**Task instructions**
Go through the listing and return every line with "color" in it.

**Given data**
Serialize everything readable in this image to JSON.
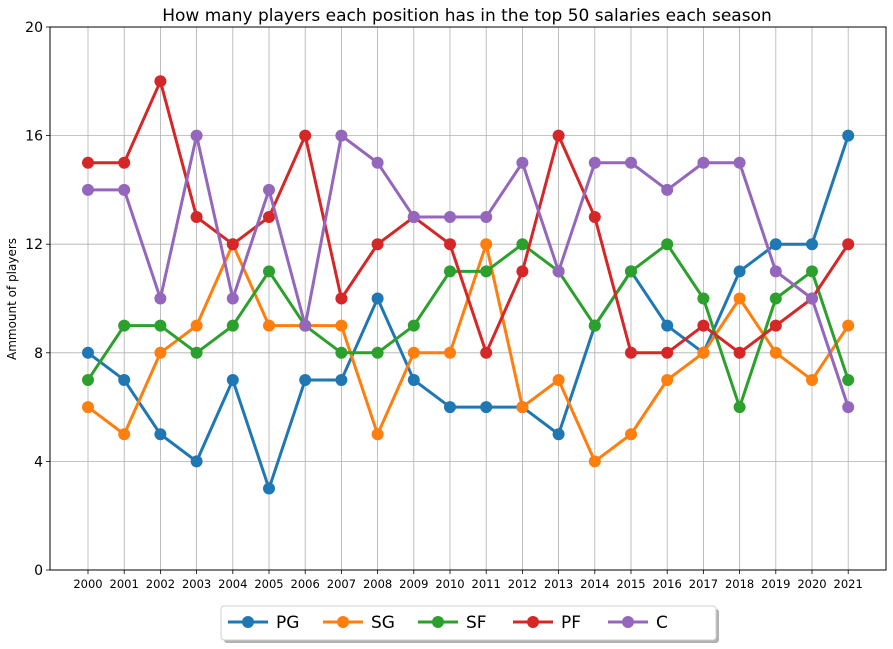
{
  "chart_data": {
    "type": "line",
    "title": "How many players each position has in the top 50 salaries each season",
    "xlabel": "",
    "ylabel": "Ammount of players",
    "ylim": [
      0,
      20
    ],
    "yticks": [
      0,
      4,
      8,
      12,
      16,
      20
    ],
    "categories": [
      "2000",
      "2001",
      "2002",
      "2003",
      "2004",
      "2005",
      "2006",
      "2007",
      "2008",
      "2009",
      "2010",
      "2011",
      "2012",
      "2013",
      "2014",
      "2015",
      "2016",
      "2017",
      "2018",
      "2019",
      "2020",
      "2021"
    ],
    "grid": true,
    "legend_position": "bottom-center",
    "series": [
      {
        "name": "PG",
        "color": "#1f77b4",
        "values": [
          8,
          7,
          5,
          4,
          7,
          3,
          7,
          7,
          10,
          7,
          6,
          6,
          6,
          5,
          9,
          11,
          9,
          8,
          11,
          12,
          12,
          16
        ]
      },
      {
        "name": "SG",
        "color": "#ff7f0e",
        "values": [
          6,
          5,
          8,
          9,
          12,
          9,
          9,
          9,
          5,
          8,
          8,
          12,
          6,
          7,
          4,
          5,
          7,
          8,
          10,
          8,
          7,
          9
        ]
      },
      {
        "name": "SF",
        "color": "#2ca02c",
        "values": [
          7,
          9,
          9,
          8,
          9,
          11,
          9,
          8,
          8,
          9,
          11,
          11,
          12,
          11,
          9,
          11,
          12,
          10,
          6,
          10,
          11,
          7
        ]
      },
      {
        "name": "PF",
        "color": "#d62728",
        "values": [
          15,
          15,
          18,
          13,
          12,
          13,
          16,
          10,
          12,
          13,
          12,
          8,
          11,
          16,
          13,
          8,
          8,
          9,
          8,
          9,
          10,
          12
        ]
      },
      {
        "name": "C",
        "color": "#9467bd",
        "values": [
          14,
          14,
          10,
          16,
          10,
          14,
          9,
          16,
          15,
          13,
          13,
          13,
          15,
          11,
          15,
          15,
          14,
          15,
          15,
          11,
          10,
          6
        ]
      }
    ]
  }
}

**Answer below**
        "color": "#1f77b4",
        "color": "#ff7f0e",
        "color": "#2ca02c",
        "color": "#d62728",
        "color": "#9467bd",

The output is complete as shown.